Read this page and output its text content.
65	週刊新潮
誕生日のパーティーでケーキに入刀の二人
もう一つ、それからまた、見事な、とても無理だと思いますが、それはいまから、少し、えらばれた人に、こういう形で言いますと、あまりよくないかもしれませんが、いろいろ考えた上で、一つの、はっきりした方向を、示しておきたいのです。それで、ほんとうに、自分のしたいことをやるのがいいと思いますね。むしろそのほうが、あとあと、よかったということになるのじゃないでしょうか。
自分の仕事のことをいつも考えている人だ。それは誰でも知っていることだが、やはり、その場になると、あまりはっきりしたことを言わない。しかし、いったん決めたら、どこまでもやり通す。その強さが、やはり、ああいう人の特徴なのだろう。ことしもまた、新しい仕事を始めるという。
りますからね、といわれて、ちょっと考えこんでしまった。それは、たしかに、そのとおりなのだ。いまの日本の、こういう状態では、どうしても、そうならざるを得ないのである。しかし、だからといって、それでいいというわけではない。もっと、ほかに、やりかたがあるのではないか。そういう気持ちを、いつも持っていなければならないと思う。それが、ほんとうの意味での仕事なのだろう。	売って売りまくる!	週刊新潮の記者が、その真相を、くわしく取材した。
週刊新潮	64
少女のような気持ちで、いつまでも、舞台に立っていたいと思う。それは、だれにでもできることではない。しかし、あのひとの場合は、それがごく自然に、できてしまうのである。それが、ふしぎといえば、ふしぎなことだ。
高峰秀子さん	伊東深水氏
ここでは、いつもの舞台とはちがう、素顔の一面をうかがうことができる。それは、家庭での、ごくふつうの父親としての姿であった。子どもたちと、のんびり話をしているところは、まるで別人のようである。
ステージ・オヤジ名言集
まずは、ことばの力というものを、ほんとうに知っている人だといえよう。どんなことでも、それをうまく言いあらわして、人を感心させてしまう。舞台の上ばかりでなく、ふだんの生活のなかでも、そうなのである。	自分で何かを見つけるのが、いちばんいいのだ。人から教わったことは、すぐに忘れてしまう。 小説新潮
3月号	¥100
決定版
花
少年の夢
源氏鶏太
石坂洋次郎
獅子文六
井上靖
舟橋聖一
☆ ☆ ☆
§ YOUR INSTRUCTIONS: Each line of the listing should be echoed back exactly.

§ COMPLETE ANSWER:
Read this page and output its text content.
65	週刊新潮
誕生日のパーティーでケーキに入刀の二人
もう一つ、それからまた、見事な、とても無理だと思いますが、それはいまから、少し、えらばれた人に、こういう形で言いますと、あまりよくないかもしれませんが、いろいろ考えた上で、一つの、はっきりした方向を、示しておきたいのです。それで、ほんとうに、自分のしたいことをやるのがいいと思いますね。むしろそのほうが、あとあと、よかったということになるのじゃないでしょうか。
自分の仕事のことをいつも考えている人だ。それは誰でも知っていることだが、やはり、その場になると、あまりはっきりしたことを言わない。しかし、いったん決めたら、どこまでもやり通す。その強さが、やはり、ああいう人の特徴なのだろう。ことしもまた、新しい仕事を始めるという。
りますからね、といわれて、ちょっと考えこんでしまった。それは、たしかに、そのとおりなのだ。いまの日本の、こういう状態では、どうしても、そうならざるを得ないのである。しかし、だからといって、それでいいというわけではない。もっと、ほかに、やりかたがあるのではないか。そういう気持ちを、いつも持っていなければならないと思う。それが、ほんとうの意味での仕事なのだろう。	売って売りまくる!	週刊新潮の記者が、その真相を、くわしく取材した。
週刊新潮	64
少女のような気持ちで、いつまでも、舞台に立っていたいと思う。それは、だれにでもできることではない。しかし、あのひとの場合は、それがごく自然に、できてしまうのである。それが、ふしぎといえば、ふしぎなことだ。
高峰秀子さん	伊東深水氏
ここでは、いつもの舞台とはちがう、素顔の一面をうかがうことができる。それは、家庭での、ごくふつうの父親としての姿であった。子どもたちと、のんびり話をしているところは、まるで別人のようである。
ステージ・オヤジ名言集
まずは、ことばの力というものを、ほんとうに知っている人だといえよう。どんなことでも、それをうまく言いあらわして、人を感心させてしまう。舞台の上ばかりでなく、ふだんの生活のなかでも、そうなのである。	自分で何かを見つけるのが、いちばんいいのだ。人から教わったことは、すぐに忘れてしまう。 小説新潮
3月号	¥100
決定版
花
少年の夢
源氏鶏太
石坂洋次郎
獅子文六
井上靖
舟橋聖一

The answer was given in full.